[Items from a figure collection]

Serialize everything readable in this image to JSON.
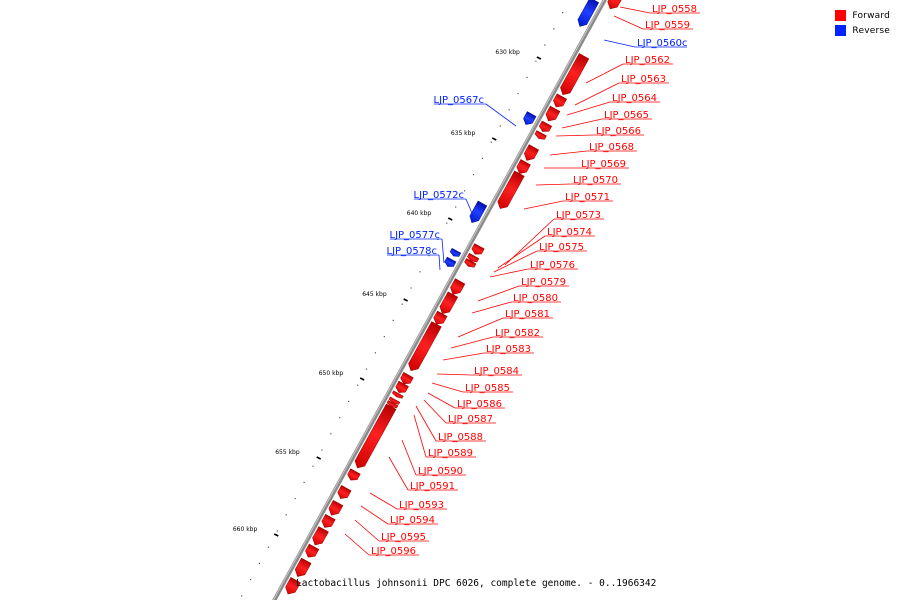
{
  "legend": {
    "forward": {
      "label": "Forward",
      "color": "#ff0000"
    },
    "reverse": {
      "label": "Reverse",
      "color": "#0022ff"
    }
  },
  "caption": "Lactobacillus johnsonii DPC 6026, complete genome. - 0..1966342",
  "ticks": [
    "630 kbp",
    "635 kbp",
    "640 kbp",
    "645 kbp",
    "650 kbp",
    "655 kbp",
    "660 kbp"
  ],
  "genes": {
    "forward": [
      "LJP_0558",
      "LJP_0559",
      "LJP_0562",
      "LJP_0563",
      "LJP_0564",
      "LJP_0565",
      "LJP_0566",
      "LJP_0568",
      "LJP_0569",
      "LJP_0570",
      "LJP_0571",
      "LJP_0573",
      "LJP_0574",
      "LJP_0575",
      "LJP_0576",
      "LJP_0579",
      "LJP_0580",
      "LJP_0581",
      "LJP_0582",
      "LJP_0583",
      "LJP_0584",
      "LJP_0585",
      "LJP_0586",
      "LJP_0587",
      "LJP_0588",
      "LJP_0589",
      "LJP_0590",
      "LJP_0591",
      "LJP_0593",
      "LJP_0594",
      "LJP_0595",
      "LJP_0596"
    ],
    "reverse": [
      "LJP_0560c",
      "LJP_0567c",
      "LJP_0572c",
      "LJP_0577c",
      "LJP_0578c"
    ]
  }
}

| What you need to do |
The records above need to be restated word for word, with the pictures left out.

| Finished exercise |
Serialize everything readable in this image to JSON.
{
  "legend": {
    "forward": {
      "label": "Forward",
      "color": "#ff0000"
    },
    "reverse": {
      "label": "Reverse",
      "color": "#0022ff"
    }
  },
  "caption": "Lactobacillus johnsonii DPC 6026, complete genome. - 0..1966342",
  "ticks": [
    "630 kbp",
    "635 kbp",
    "640 kbp",
    "645 kbp",
    "650 kbp",
    "655 kbp",
    "660 kbp"
  ],
  "genes": {
    "forward": [
      "LJP_0558",
      "LJP_0559",
      "LJP_0562",
      "LJP_0563",
      "LJP_0564",
      "LJP_0565",
      "LJP_0566",
      "LJP_0568",
      "LJP_0569",
      "LJP_0570",
      "LJP_0571",
      "LJP_0573",
      "LJP_0574",
      "LJP_0575",
      "LJP_0576",
      "LJP_0579",
      "LJP_0580",
      "LJP_0581",
      "LJP_0582",
      "LJP_0583",
      "LJP_0584",
      "LJP_0585",
      "LJP_0586",
      "LJP_0587",
      "LJP_0588",
      "LJP_0589",
      "LJP_0590",
      "LJP_0591",
      "LJP_0593",
      "LJP_0594",
      "LJP_0595",
      "LJP_0596"
    ],
    "reverse": [
      "LJP_0560c",
      "LJP_0567c",
      "LJP_0572c",
      "LJP_0577c",
      "LJP_0578c"
    ]
  }
}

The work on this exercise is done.